[START OF Dataset entries]

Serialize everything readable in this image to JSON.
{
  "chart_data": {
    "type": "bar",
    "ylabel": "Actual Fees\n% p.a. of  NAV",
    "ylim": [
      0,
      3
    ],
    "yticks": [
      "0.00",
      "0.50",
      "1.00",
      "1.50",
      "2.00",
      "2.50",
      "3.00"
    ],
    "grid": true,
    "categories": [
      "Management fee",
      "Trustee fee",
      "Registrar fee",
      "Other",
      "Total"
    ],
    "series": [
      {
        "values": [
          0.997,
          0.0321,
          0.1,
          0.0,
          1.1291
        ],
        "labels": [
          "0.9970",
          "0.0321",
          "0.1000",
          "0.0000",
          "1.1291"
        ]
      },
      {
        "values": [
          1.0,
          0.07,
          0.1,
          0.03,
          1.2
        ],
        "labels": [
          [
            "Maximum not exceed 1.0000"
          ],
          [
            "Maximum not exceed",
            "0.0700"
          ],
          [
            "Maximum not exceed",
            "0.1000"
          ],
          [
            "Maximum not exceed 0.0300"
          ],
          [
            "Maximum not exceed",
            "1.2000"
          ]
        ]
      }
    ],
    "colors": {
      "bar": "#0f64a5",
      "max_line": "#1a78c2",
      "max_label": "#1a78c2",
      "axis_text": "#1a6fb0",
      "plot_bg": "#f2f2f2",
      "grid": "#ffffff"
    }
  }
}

[END OF Dataset entries]

Written problem =>
All of the entries should be written out again exactly.

Answer to this problem =>
Serialize everything readable in this image to JSON.
{
  "chart_data": {
    "type": "bar",
    "ylabel": "Actual Fees\n% p.a. of  NAV",
    "ylim": [
      0,
      3
    ],
    "yticks": [
      "0.00",
      "0.50",
      "1.00",
      "1.50",
      "2.00",
      "2.50",
      "3.00"
    ],
    "grid": true,
    "categories": [
      "Management fee",
      "Trustee fee",
      "Registrar fee",
      "Other",
      "Total"
    ],
    "series": [
      {
        "values": [
          0.997,
          0.0321,
          0.1,
          0.0,
          1.1291
        ],
        "labels": [
          "0.9970",
          "0.0321",
          "0.1000",
          "0.0000",
          "1.1291"
        ]
      },
      {
        "values": [
          1.0,
          0.07,
          0.1,
          0.03,
          1.2
        ],
        "labels": [
          [
            "Maximum not exceed 1.0000"
          ],
          [
            "Maximum not exceed",
            "0.0700"
          ],
          [
            "Maximum not exceed",
            "0.1000"
          ],
          [
            "Maximum not exceed 0.0300"
          ],
          [
            "Maximum not exceed",
            "1.2000"
          ]
        ]
      }
    ],
    "colors": {
      "bar": "#0f64a5",
      "max_line": "#1a78c2",
      "max_label": "#1a78c2",
      "axis_text": "#1a6fb0",
      "plot_bg": "#f2f2f2",
      "grid": "#ffffff"
    }
  }
}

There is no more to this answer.